# SET TASK:
Would you output the whole listing below, exactly as it reads?

[Saved entries]
....
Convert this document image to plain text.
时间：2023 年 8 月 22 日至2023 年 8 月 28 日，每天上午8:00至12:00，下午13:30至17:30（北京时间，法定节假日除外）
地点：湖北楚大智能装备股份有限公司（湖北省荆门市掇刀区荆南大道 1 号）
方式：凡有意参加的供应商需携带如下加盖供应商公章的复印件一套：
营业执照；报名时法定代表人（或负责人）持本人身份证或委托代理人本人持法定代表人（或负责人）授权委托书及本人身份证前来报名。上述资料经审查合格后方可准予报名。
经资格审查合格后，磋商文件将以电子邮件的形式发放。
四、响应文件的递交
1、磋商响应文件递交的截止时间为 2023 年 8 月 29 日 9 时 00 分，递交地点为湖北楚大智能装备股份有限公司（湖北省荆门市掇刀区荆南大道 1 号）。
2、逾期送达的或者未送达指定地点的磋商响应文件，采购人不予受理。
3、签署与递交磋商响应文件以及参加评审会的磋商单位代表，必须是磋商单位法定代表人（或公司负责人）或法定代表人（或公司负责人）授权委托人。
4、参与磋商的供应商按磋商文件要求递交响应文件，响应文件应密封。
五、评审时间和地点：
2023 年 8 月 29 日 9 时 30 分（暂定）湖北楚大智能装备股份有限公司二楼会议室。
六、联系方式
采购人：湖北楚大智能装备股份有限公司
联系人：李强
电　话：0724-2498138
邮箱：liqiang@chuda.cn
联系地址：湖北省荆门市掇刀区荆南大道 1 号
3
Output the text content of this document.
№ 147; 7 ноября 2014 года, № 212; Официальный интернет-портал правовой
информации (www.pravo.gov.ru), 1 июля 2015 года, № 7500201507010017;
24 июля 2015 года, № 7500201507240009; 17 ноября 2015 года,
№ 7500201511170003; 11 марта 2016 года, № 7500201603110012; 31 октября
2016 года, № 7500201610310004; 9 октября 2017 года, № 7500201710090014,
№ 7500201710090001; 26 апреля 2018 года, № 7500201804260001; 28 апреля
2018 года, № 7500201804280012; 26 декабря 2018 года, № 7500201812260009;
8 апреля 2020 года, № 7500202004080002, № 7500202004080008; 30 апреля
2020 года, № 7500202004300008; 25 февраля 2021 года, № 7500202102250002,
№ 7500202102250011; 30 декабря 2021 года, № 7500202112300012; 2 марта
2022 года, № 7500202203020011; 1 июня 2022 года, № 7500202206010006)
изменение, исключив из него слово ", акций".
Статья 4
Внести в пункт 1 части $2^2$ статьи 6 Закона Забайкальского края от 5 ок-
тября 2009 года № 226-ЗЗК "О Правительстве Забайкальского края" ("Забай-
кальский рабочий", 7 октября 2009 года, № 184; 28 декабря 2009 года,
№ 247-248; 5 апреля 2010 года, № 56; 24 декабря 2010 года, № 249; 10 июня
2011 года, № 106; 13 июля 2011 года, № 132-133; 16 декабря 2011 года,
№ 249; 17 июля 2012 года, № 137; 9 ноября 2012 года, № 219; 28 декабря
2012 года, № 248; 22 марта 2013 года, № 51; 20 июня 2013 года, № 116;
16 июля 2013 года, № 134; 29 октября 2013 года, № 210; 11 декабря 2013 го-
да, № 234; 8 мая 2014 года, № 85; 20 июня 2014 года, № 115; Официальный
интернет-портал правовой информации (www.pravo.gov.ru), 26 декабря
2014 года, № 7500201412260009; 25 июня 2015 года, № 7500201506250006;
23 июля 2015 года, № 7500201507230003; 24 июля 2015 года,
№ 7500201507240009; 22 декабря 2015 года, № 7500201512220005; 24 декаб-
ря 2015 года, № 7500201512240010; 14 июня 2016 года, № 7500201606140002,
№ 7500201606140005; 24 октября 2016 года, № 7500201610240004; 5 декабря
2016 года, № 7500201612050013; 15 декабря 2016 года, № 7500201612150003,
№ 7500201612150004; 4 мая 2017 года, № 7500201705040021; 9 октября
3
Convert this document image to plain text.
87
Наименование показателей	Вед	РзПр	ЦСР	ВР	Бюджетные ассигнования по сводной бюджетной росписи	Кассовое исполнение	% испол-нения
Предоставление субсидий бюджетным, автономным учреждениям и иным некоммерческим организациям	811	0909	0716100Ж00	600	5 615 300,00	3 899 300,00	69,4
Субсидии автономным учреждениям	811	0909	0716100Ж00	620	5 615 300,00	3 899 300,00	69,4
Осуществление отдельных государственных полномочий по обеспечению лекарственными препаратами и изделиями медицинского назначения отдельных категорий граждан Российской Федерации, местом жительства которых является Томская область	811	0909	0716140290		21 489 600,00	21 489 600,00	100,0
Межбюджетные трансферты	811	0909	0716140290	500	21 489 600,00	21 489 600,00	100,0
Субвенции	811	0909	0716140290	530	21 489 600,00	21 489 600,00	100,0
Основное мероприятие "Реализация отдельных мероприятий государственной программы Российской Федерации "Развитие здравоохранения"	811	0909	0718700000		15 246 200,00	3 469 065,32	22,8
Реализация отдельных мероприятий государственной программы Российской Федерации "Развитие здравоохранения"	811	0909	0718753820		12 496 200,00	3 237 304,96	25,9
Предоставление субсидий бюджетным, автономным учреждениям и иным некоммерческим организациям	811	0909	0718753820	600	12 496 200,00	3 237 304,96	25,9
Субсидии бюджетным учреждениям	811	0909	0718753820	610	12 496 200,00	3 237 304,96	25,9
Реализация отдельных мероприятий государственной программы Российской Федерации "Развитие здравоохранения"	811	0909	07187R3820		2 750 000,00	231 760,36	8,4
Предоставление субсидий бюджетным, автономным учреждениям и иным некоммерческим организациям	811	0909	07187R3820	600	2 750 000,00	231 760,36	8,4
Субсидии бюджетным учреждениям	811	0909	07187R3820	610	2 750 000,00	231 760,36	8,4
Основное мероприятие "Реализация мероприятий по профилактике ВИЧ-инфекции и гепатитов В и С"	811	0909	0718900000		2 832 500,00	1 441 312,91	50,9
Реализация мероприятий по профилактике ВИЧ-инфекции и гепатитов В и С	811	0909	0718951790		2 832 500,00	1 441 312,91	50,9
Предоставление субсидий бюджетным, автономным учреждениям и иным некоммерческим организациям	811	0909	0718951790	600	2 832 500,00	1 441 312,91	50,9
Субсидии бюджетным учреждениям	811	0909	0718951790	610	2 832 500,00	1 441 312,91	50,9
....
# FINISHED TASK:
Convert this document image to plain text.
时间：2023 年 8 月 22 日至2023 年 8 月 28 日，每天上午8:00至12:00，下午13:30至17:30（北京时间，法定节假日除外）
地点：湖北楚大智能装备股份有限公司（湖北省荆门市掇刀区荆南大道 1 号）
方式：凡有意参加的供应商需携带如下加盖供应商公章的复印件一套：
营业执照；报名时法定代表人（或负责人）持本人身份证或委托代理人本人持法定代表人（或负责人）授权委托书及本人身份证前来报名。上述资料经审查合格后方可准予报名。
经资格审查合格后，磋商文件将以电子邮件的形式发放。
四、响应文件的递交
1、磋商响应文件递交的截止时间为 2023 年 8 月 29 日 9 时 00 分，递交地点为湖北楚大智能装备股份有限公司（湖北省荆门市掇刀区荆南大道 1 号）。
2、逾期送达的或者未送达指定地点的磋商响应文件，采购人不予受理。
3、签署与递交磋商响应文件以及参加评审会的磋商单位代表，必须是磋商单位法定代表人（或公司负责人）或法定代表人（或公司负责人）授权委托人。
4、参与磋商的供应商按磋商文件要求递交响应文件，响应文件应密封。
五、评审时间和地点：
2023 年 8 月 29 日 9 时 30 分（暂定）湖北楚大智能装备股份有限公司二楼会议室。
六、联系方式
采购人：湖北楚大智能装备股份有限公司
联系人：李强
电　话：0724-2498138
邮箱：liqiang@chuda.cn
联系地址：湖北省荆门市掇刀区荆南大道 1 号
3
Output the text content of this document.
№ 147; 7 ноября 2014 года, № 212; Официальный интернет-портал правовой
информации (www.pravo.gov.ru), 1 июля 2015 года, № 7500201507010017;
24 июля 2015 года, № 7500201507240009; 17 ноября 2015 года,
№ 7500201511170003; 11 марта 2016 года, № 7500201603110012; 31 октября
2016 года, № 7500201610310004; 9 октября 2017 года, № 7500201710090014,
№ 7500201710090001; 26 апреля 2018 года, № 7500201804260001; 28 апреля
2018 года, № 7500201804280012; 26 декабря 2018 года, № 7500201812260009;
8 апреля 2020 года, № 7500202004080002, № 7500202004080008; 30 апреля
2020 года, № 7500202004300008; 25 февраля 2021 года, № 7500202102250002,
№ 7500202102250011; 30 декабря 2021 года, № 7500202112300012; 2 марта
2022 года, № 7500202203020011; 1 июня 2022 года, № 7500202206010006)
изменение, исключив из него слово ", акций".
Статья 4
Внести в пункт 1 части $2^2$ статьи 6 Закона Забайкальского края от 5 ок-
тября 2009 года № 226-ЗЗК "О Правительстве Забайкальского края" ("Забай-
кальский рабочий", 7 октября 2009 года, № 184; 28 декабря 2009 года,
№ 247-248; 5 апреля 2010 года, № 56; 24 декабря 2010 года, № 249; 10 июня
2011 года, № 106; 13 июля 2011 года, № 132-133; 16 декабря 2011 года,
№ 249; 17 июля 2012 года, № 137; 9 ноября 2012 года, № 219; 28 декабря
2012 года, № 248; 22 марта 2013 года, № 51; 20 июня 2013 года, № 116;
16 июля 2013 года, № 134; 29 октября 2013 года, № 210; 11 декабря 2013 го-
да, № 234; 8 мая 2014 года, № 85; 20 июня 2014 года, № 115; Официальный
интернет-портал правовой информации (www.pravo.gov.ru), 26 декабря
2014 года, № 7500201412260009; 25 июня 2015 года, № 7500201506250006;
23 июля 2015 года, № 7500201507230003; 24 июля 2015 года,
№ 7500201507240009; 22 декабря 2015 года, № 7500201512220005; 24 декаб-
ря 2015 года, № 7500201512240010; 14 июня 2016 года, № 7500201606140002,
№ 7500201606140005; 24 октября 2016 года, № 7500201610240004; 5 декабря
2016 года, № 7500201612050013; 15 декабря 2016 года, № 7500201612150003,
№ 7500201612150004; 4 мая 2017 года, № 7500201705040021; 9 октября
3
Convert this document image to plain text.
87
Наименование показателей	Вед	РзПр	ЦСР	ВР	Бюджетные ассигнования по сводной бюджетной росписи	Кассовое исполнение	% испол-нения
Предоставление субсидий бюджетным, автономным учреждениям и иным некоммерческим организациям	811	0909	0716100Ж00	600	5 615 300,00	3 899 300,00	69,4
Субсидии автономным учреждениям	811	0909	0716100Ж00	620	5 615 300,00	3 899 300,00	69,4
Осуществление отдельных государственных полномочий по обеспечению лекарственными препаратами и изделиями медицинского назначения отдельных категорий граждан Российской Федерации, местом жительства которых является Томская область	811	0909	0716140290		21 489 600,00	21 489 600,00	100,0
Межбюджетные трансферты	811	0909	0716140290	500	21 489 600,00	21 489 600,00	100,0
Субвенции	811	0909	0716140290	530	21 489 600,00	21 489 600,00	100,0
Основное мероприятие "Реализация отдельных мероприятий государственной программы Российской Федерации "Развитие здравоохранения"	811	0909	0718700000		15 246 200,00	3 469 065,32	22,8
Реализация отдельных мероприятий государственной программы Российской Федерации "Развитие здравоохранения"	811	0909	0718753820		12 496 200,00	3 237 304,96	25,9
Предоставление субсидий бюджетным, автономным учреждениям и иным некоммерческим организациям	811	0909	0718753820	600	12 496 200,00	3 237 304,96	25,9
Субсидии бюджетным учреждениям	811	0909	0718753820	610	12 496 200,00	3 237 304,96	25,9
Реализация отдельных мероприятий государственной программы Российской Федерации "Развитие здравоохранения"	811	0909	07187R3820		2 750 000,00	231 760,36	8,4
Предоставление субсидий бюджетным, автономным учреждениям и иным некоммерческим организациям	811	0909	07187R3820	600	2 750 000,00	231 760,36	8,4
Субсидии бюджетным учреждениям	811	0909	07187R3820	610	2 750 000,00	231 760,36	8,4
Основное мероприятие "Реализация мероприятий по профилактике ВИЧ-инфекции и гепатитов В и С"	811	0909	0718900000		2 832 500,00	1 441 312,91	50,9
Реализация мероприятий по профилактике ВИЧ-инфекции и гепатитов В и С	811	0909	0718951790		2 832 500,00	1 441 312,91	50,9
Предоставление субсидий бюджетным, автономным учреждениям и иным некоммерческим организациям	811	0909	0718951790	600	2 832 500,00	1 441 312,91	50,9
Субсидии бюджетным учреждениям	811	0909	0718951790	610	2 832 500,00	1 441 312,91	50,9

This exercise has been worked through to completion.